Required work:
Will you output the entries below exactly, skipping every image they contain?

———

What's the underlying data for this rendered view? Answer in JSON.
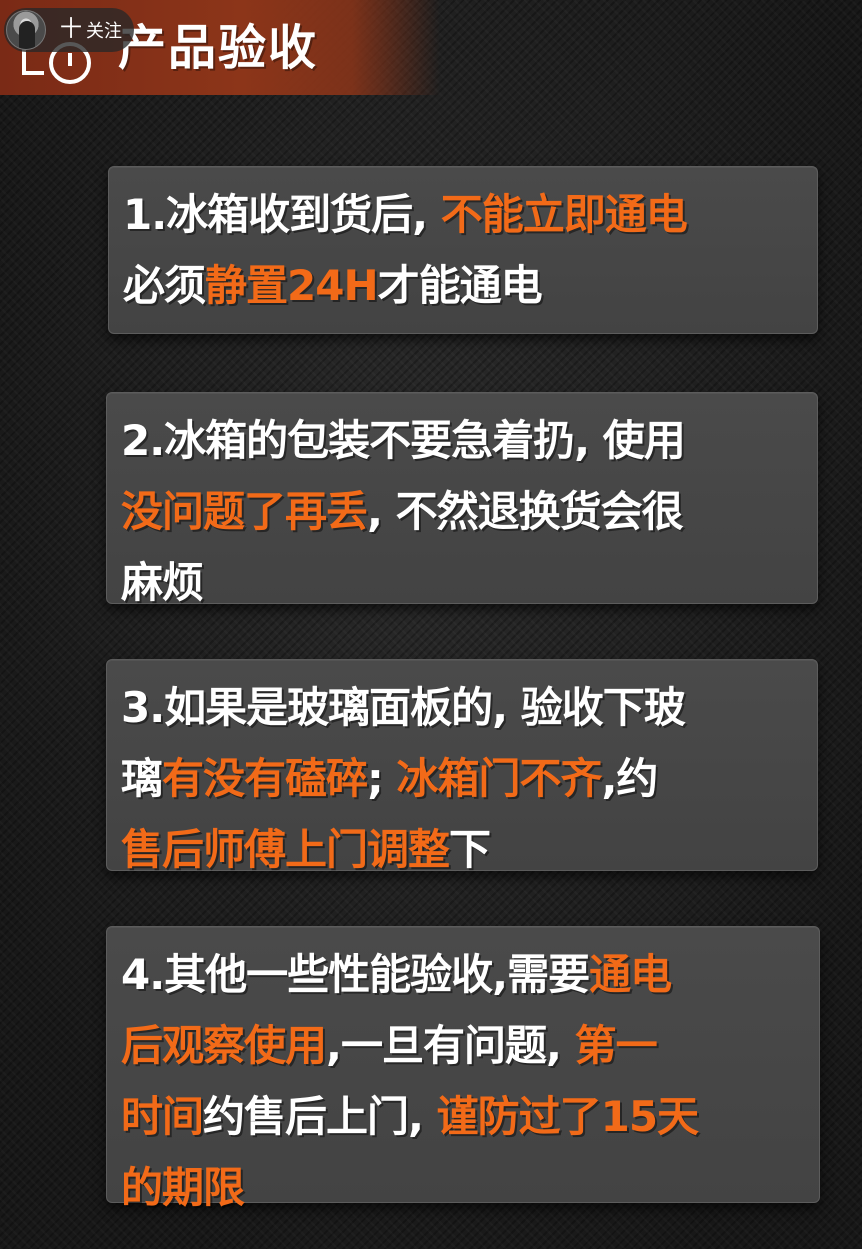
{
  "header": {
    "title": "产品验收",
    "follow_label": "关注",
    "plus_glyph": "十"
  },
  "colors": {
    "highlight": "#f26a18",
    "banner": "#8c3519",
    "card": "#474747",
    "text": "#ffffff"
  },
  "icons": [
    "avatar",
    "plus-icon",
    "clock-icon"
  ],
  "cards": [
    {
      "lines": [
        [
          {
            "t": "1.冰箱收到货后, "
          },
          {
            "t": "不能立即通电",
            "hl": true
          }
        ],
        [
          {
            "t": "必须"
          },
          {
            "t": "静置24H",
            "hl": true
          },
          {
            "t": "才能通电"
          }
        ]
      ]
    },
    {
      "lines": [
        [
          {
            "t": "2.冰箱的包装不要急着扔, 使用"
          }
        ],
        [
          {
            "t": "没问题了再丢",
            "hl": true
          },
          {
            "t": ", 不然退换货会很"
          }
        ],
        [
          {
            "t": "麻烦"
          }
        ]
      ]
    },
    {
      "lines": [
        [
          {
            "t": "3.如果是玻璃面板的, 验收下玻"
          }
        ],
        [
          {
            "t": "璃"
          },
          {
            "t": "有没有磕碎",
            "hl": true
          },
          {
            "t": "; "
          },
          {
            "t": "冰箱门不齐",
            "hl": true
          },
          {
            "t": ",约"
          }
        ],
        [
          {
            "t": "售后师傅上门调整",
            "hl": true
          },
          {
            "t": "下"
          }
        ]
      ]
    },
    {
      "lines": [
        [
          {
            "t": "4.其他一些性能验收,需要"
          },
          {
            "t": "通电",
            "hl": true
          }
        ],
        [
          {
            "t": "后观察使用",
            "hl": true
          },
          {
            "t": ",一旦有问题, "
          },
          {
            "t": "第一",
            "hl": true
          }
        ],
        [
          {
            "t": "时间",
            "hl": true
          },
          {
            "t": "约售后上门, "
          },
          {
            "t": "谨防过了15天",
            "hl": true
          }
        ],
        [
          {
            "t": "的期限",
            "hl": true
          }
        ]
      ]
    }
  ]
}
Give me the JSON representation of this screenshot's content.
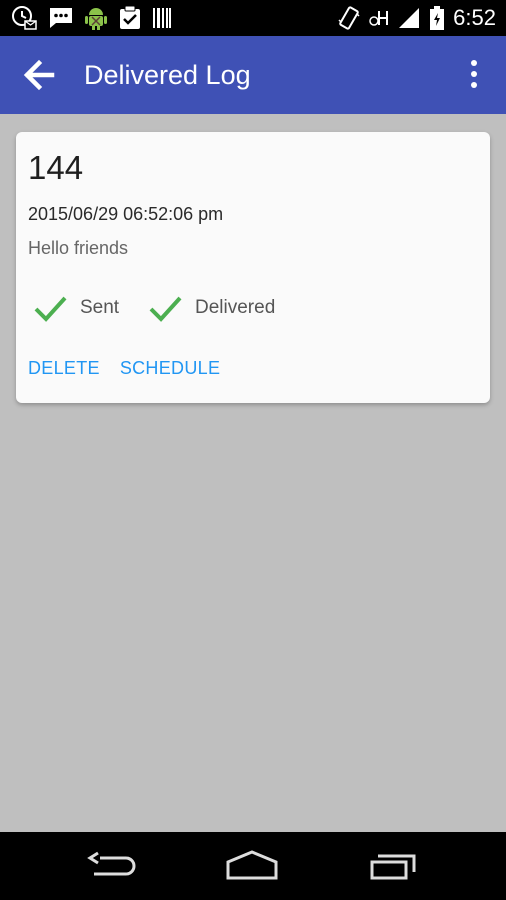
{
  "status_bar": {
    "time": "6:52",
    "icons_left": [
      "clock-sms-icon",
      "message-icon",
      "android-debug-icon",
      "clipboard-check-icon",
      "barcode-icon"
    ],
    "icons_right": [
      "vibrate-icon",
      "network-h-icon",
      "signal-icon",
      "battery-icon"
    ]
  },
  "app_bar": {
    "title": "Delivered Log",
    "color": "#3f51b5"
  },
  "card": {
    "id": "144",
    "datetime": "2015/06/29 06:52:06 pm",
    "message": "Hello friends",
    "status": [
      {
        "label": "Sent",
        "icon": "check-icon",
        "color": "#4caf50"
      },
      {
        "label": "Delivered",
        "icon": "check-icon",
        "color": "#4caf50"
      }
    ],
    "actions": {
      "delete": "DELETE",
      "schedule": "SCHEDULE",
      "color": "#2196f3"
    }
  },
  "nav_bar": {
    "buttons": [
      "back-nav-icon",
      "home-nav-icon",
      "recents-nav-icon"
    ]
  }
}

———

Exercise solution:
What's the underlying data for this rendered view? Answer in JSON.
{
  "header": {
    "title": "产品验收",
    "follow_label": "关注",
    "plus_glyph": "十"
  },
  "colors": {
    "highlight": "#f26a18",
    "banner": "#8c3519",
    "card": "#474747",
    "text": "#ffffff"
  },
  "icons": [
    "avatar",
    "plus-icon",
    "clock-icon"
  ],
  "cards": [
    {
      "lines": [
        [
          {
            "t": "1.冰箱收到货后, "
          },
          {
            "t": "不能立即通电",
            "hl": true
          }
        ],
        [
          {
            "t": "必须"
          },
          {
            "t": "静置24H",
            "hl": true
          },
          {
            "t": "才能通电"
          }
        ]
      ]
    },
    {
      "lines": [
        [
          {
            "t": "2.冰箱的包装不要急着扔, 使用"
          }
        ],
        [
          {
            "t": "没问题了再丢",
            "hl": true
          },
          {
            "t": ", 不然退换货会很"
          }
        ],
        [
          {
            "t": "麻烦"
          }
        ]
      ]
    },
    {
      "lines": [
        [
          {
            "t": "3.如果是玻璃面板的, 验收下玻"
          }
        ],
        [
          {
            "t": "璃"
          },
          {
            "t": "有没有磕碎",
            "hl": true
          },
          {
            "t": "; "
          },
          {
            "t": "冰箱门不齐",
            "hl": true
          },
          {
            "t": ",约"
          }
        ],
        [
          {
            "t": "售后师傅上门调整",
            "hl": true
          },
          {
            "t": "下"
          }
        ]
      ]
    },
    {
      "lines": [
        [
          {
            "t": "4.其他一些性能验收,需要"
          },
          {
            "t": "通电",
            "hl": true
          }
        ],
        [
          {
            "t": "后观察使用",
            "hl": true
          },
          {
            "t": ",一旦有问题, "
          },
          {
            "t": "第一",
            "hl": true
          }
        ],
        [
          {
            "t": "时间",
            "hl": true
          },
          {
            "t": "约售后上门, "
          },
          {
            "t": "谨防过了15天",
            "hl": true
          }
        ],
        [
          {
            "t": "的期限",
            "hl": true
          }
        ]
      ]
    }
  ]
}
Give me the JSON representation of this screenshot's content.
{
  "status_bar": {
    "time": "6:52",
    "icons_left": [
      "clock-sms-icon",
      "message-icon",
      "android-debug-icon",
      "clipboard-check-icon",
      "barcode-icon"
    ],
    "icons_right": [
      "vibrate-icon",
      "network-h-icon",
      "signal-icon",
      "battery-icon"
    ]
  },
  "app_bar": {
    "title": "Delivered Log",
    "color": "#3f51b5"
  },
  "card": {
    "id": "144",
    "datetime": "2015/06/29 06:52:06 pm",
    "message": "Hello friends",
    "status": [
      {
        "label": "Sent",
        "icon": "check-icon",
        "color": "#4caf50"
      },
      {
        "label": "Delivered",
        "icon": "check-icon",
        "color": "#4caf50"
      }
    ],
    "actions": {
      "delete": "DELETE",
      "schedule": "SCHEDULE",
      "color": "#2196f3"
    }
  },
  "nav_bar": {
    "buttons": [
      "back-nav-icon",
      "home-nav-icon",
      "recents-nav-icon"
    ]
  }
}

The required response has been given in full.